- STATED TASK:
Return all of the entries exactly, with nothing added or left out.

Stored data:
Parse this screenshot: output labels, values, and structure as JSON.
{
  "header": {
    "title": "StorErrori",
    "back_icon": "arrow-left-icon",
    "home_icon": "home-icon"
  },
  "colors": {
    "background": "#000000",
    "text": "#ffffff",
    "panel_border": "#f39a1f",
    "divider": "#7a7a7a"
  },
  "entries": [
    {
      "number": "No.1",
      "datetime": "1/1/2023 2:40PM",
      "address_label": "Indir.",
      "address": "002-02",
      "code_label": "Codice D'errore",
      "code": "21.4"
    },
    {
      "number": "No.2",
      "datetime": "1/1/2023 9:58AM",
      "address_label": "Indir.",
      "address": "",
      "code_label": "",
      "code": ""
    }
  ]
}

- ANSWER TO THIS PROBLEM:
Parse this screenshot: output labels, values, and structure as JSON.
{
  "header": {
    "title": "StorErrori",
    "back_icon": "arrow-left-icon",
    "home_icon": "home-icon"
  },
  "colors": {
    "background": "#000000",
    "text": "#ffffff",
    "panel_border": "#f39a1f",
    "divider": "#7a7a7a"
  },
  "entries": [
    {
      "number": "No.1",
      "datetime": "1/1/2023 2:40PM",
      "address_label": "Indir.",
      "address": "002-02",
      "code_label": "Codice D'errore",
      "code": "21.4"
    },
    {
      "number": "No.2",
      "datetime": "1/1/2023 9:58AM",
      "address_label": "Indir.",
      "address": "",
      "code_label": "",
      "code": ""
    }
  ]
}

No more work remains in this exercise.